# WRITTEN EXERCISE:
Look for the string "moisture" and copy every line that has it.

# GIVEN RECORDS:
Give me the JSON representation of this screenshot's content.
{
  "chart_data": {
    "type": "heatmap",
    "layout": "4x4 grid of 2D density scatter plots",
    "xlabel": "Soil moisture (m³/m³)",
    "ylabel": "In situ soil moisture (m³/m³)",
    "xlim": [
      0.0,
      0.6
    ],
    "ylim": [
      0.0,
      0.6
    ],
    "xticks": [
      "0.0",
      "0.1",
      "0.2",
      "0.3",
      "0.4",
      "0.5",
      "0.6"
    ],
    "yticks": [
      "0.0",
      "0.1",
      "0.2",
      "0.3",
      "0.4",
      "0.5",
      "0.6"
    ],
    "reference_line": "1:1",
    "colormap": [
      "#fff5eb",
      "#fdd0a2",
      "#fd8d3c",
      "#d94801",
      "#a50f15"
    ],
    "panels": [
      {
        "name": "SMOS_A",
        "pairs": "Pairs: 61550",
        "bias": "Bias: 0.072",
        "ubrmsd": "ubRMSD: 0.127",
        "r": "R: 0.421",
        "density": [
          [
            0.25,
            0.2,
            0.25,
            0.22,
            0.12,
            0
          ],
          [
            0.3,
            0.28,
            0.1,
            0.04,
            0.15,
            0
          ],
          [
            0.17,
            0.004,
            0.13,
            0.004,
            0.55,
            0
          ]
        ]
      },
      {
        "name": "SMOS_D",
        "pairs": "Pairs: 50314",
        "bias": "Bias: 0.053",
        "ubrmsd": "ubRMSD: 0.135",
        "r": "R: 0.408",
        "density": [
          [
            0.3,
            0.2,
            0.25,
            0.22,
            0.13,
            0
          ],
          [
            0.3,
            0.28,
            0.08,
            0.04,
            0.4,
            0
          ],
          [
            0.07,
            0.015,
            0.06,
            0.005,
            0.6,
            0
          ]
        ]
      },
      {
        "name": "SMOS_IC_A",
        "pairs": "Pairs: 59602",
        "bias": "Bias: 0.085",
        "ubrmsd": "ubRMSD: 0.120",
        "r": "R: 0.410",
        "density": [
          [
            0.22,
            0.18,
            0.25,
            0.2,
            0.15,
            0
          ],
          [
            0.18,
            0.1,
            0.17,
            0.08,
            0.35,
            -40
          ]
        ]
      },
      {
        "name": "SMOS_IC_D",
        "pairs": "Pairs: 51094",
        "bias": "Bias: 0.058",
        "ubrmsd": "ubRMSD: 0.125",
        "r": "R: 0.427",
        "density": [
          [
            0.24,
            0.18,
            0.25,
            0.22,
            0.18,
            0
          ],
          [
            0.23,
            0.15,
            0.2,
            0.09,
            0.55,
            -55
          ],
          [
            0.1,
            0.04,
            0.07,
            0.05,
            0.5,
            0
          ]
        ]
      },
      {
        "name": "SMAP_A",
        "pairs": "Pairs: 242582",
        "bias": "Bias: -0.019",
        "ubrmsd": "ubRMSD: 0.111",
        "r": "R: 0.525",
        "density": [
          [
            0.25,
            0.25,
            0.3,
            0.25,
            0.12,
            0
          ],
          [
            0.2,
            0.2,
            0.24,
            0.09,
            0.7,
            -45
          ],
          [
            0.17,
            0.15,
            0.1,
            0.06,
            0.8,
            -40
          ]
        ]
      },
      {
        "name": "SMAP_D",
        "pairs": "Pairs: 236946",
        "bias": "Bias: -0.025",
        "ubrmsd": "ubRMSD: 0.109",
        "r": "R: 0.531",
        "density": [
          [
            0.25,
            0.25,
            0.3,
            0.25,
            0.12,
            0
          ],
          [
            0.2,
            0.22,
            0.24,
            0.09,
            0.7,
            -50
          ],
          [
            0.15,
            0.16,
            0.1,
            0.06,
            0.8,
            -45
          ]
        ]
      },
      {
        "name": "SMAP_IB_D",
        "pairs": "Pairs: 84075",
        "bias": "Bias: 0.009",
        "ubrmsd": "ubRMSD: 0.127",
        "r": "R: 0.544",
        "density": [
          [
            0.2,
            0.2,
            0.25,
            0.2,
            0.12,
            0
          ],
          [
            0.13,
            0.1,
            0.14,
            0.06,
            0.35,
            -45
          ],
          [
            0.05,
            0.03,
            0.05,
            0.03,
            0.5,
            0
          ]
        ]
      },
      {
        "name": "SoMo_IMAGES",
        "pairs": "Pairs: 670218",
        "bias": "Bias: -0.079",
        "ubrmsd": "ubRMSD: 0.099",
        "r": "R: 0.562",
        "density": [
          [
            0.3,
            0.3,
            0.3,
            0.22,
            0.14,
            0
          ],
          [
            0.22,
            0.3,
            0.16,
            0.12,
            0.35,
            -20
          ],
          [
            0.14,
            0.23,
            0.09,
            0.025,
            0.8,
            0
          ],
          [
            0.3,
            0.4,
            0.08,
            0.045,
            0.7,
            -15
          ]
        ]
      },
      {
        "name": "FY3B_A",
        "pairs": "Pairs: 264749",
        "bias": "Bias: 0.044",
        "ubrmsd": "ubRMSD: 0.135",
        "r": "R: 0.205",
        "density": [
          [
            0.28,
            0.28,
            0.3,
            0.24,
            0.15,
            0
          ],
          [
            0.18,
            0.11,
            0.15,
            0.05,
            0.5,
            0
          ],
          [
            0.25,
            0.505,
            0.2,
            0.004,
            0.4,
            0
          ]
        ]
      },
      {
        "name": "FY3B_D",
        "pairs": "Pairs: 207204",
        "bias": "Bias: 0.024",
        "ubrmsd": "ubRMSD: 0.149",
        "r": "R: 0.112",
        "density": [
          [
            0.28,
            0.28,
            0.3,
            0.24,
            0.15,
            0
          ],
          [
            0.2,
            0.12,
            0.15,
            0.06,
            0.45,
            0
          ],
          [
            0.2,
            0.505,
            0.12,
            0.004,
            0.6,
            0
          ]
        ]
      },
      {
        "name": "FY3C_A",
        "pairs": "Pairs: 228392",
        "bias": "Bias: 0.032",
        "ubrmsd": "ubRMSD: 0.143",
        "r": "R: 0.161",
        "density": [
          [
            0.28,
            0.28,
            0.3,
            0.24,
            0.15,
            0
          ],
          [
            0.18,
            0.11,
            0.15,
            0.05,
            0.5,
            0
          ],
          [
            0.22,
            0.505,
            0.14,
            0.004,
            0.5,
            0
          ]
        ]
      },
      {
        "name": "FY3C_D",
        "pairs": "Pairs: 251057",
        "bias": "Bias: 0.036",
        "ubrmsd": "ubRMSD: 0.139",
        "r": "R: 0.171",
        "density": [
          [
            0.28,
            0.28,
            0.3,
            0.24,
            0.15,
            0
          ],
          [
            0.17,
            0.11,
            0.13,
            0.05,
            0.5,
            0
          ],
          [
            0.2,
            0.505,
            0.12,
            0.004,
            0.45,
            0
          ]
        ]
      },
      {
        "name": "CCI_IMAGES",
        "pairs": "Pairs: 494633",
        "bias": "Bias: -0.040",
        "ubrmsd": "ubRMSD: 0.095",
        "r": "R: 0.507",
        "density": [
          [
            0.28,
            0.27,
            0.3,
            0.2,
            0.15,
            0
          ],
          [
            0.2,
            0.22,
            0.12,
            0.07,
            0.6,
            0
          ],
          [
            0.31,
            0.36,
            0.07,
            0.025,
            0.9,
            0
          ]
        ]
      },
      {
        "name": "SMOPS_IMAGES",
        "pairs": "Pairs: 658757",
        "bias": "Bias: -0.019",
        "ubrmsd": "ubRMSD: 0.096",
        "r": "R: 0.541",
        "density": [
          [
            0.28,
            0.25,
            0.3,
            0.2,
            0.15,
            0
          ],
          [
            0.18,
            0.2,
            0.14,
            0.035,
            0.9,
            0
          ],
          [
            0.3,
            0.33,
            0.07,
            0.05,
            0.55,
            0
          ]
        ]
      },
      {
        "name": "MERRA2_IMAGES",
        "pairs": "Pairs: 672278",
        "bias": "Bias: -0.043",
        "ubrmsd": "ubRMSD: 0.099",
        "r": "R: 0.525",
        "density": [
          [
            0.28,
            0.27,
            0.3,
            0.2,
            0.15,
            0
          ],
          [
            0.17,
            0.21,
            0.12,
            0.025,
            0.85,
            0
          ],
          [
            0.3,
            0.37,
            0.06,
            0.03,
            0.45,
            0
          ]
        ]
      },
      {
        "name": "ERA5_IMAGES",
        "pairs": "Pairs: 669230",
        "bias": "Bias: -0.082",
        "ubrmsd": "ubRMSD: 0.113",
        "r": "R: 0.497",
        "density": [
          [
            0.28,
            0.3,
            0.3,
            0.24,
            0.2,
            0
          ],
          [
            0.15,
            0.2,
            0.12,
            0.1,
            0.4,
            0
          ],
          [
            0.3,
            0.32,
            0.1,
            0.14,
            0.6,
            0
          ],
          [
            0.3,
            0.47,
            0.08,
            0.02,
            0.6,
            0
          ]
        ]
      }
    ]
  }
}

# OUTPUT FOR THIS EXERCISE:
    "xlabel": "Soil moisture (m³/m³)",
    "ylabel": "In situ soil moisture (m³/m³)",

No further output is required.